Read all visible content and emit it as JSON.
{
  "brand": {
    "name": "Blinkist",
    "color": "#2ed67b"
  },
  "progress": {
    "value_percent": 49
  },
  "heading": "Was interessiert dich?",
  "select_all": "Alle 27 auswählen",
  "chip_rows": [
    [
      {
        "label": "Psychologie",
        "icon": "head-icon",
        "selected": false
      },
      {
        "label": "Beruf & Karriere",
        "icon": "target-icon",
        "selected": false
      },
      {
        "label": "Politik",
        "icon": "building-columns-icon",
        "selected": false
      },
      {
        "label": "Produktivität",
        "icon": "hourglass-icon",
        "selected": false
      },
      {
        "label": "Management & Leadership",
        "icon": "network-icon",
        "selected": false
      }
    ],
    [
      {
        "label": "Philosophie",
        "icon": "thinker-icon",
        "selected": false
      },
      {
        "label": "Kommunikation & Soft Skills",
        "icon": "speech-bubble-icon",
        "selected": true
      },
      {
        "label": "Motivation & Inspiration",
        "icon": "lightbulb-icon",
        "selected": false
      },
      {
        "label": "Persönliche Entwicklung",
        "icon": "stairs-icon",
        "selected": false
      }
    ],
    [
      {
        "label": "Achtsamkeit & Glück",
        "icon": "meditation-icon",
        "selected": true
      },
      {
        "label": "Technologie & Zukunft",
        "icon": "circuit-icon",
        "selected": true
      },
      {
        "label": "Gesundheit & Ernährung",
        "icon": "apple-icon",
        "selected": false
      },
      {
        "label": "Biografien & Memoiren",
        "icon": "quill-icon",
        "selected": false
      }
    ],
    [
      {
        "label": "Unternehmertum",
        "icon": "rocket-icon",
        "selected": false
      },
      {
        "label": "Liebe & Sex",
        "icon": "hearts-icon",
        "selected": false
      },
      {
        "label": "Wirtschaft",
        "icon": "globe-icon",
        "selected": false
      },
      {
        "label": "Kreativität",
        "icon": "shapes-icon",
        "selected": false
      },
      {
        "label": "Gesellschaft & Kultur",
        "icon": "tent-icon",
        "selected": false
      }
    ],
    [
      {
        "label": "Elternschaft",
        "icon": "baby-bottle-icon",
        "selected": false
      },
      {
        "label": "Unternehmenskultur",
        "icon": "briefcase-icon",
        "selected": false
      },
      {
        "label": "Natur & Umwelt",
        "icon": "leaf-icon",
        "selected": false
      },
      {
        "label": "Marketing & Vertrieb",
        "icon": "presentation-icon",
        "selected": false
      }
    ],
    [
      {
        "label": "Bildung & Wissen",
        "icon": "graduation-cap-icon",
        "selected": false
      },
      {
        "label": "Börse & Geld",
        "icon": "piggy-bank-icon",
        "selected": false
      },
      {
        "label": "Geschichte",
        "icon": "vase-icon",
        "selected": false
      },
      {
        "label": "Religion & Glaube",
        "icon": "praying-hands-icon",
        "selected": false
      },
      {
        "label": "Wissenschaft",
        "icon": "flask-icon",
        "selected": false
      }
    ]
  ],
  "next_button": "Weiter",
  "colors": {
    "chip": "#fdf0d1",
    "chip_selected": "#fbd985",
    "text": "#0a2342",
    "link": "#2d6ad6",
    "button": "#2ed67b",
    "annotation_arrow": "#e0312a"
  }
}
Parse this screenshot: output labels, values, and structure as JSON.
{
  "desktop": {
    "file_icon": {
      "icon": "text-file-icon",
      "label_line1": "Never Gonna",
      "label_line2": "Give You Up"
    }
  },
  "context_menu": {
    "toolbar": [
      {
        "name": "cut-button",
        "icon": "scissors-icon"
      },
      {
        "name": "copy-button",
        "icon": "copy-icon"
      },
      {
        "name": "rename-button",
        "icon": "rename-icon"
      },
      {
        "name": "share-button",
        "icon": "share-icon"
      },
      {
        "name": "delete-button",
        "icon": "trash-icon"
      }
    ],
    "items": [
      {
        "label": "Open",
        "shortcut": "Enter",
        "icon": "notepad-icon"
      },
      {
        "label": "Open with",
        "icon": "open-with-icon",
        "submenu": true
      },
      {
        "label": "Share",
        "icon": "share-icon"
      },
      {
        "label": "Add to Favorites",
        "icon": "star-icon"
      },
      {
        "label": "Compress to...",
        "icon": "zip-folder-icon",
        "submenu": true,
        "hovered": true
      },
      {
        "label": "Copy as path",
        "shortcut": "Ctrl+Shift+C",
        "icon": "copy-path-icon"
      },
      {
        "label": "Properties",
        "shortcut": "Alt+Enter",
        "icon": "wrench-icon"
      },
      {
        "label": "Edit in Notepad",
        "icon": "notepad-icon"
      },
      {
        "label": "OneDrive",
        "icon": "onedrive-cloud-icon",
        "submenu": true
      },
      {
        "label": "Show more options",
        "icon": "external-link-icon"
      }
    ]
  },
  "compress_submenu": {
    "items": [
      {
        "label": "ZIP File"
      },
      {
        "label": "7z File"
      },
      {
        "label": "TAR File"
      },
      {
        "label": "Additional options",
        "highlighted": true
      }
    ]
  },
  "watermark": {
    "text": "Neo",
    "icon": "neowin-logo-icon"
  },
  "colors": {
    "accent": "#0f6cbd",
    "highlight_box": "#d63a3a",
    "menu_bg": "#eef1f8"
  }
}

########

--- SHORT PROBLEM ---
How many lines in these entries contain the string "rename"? State the number and nothing more.

--- PROBLEM SOLUTION ---
2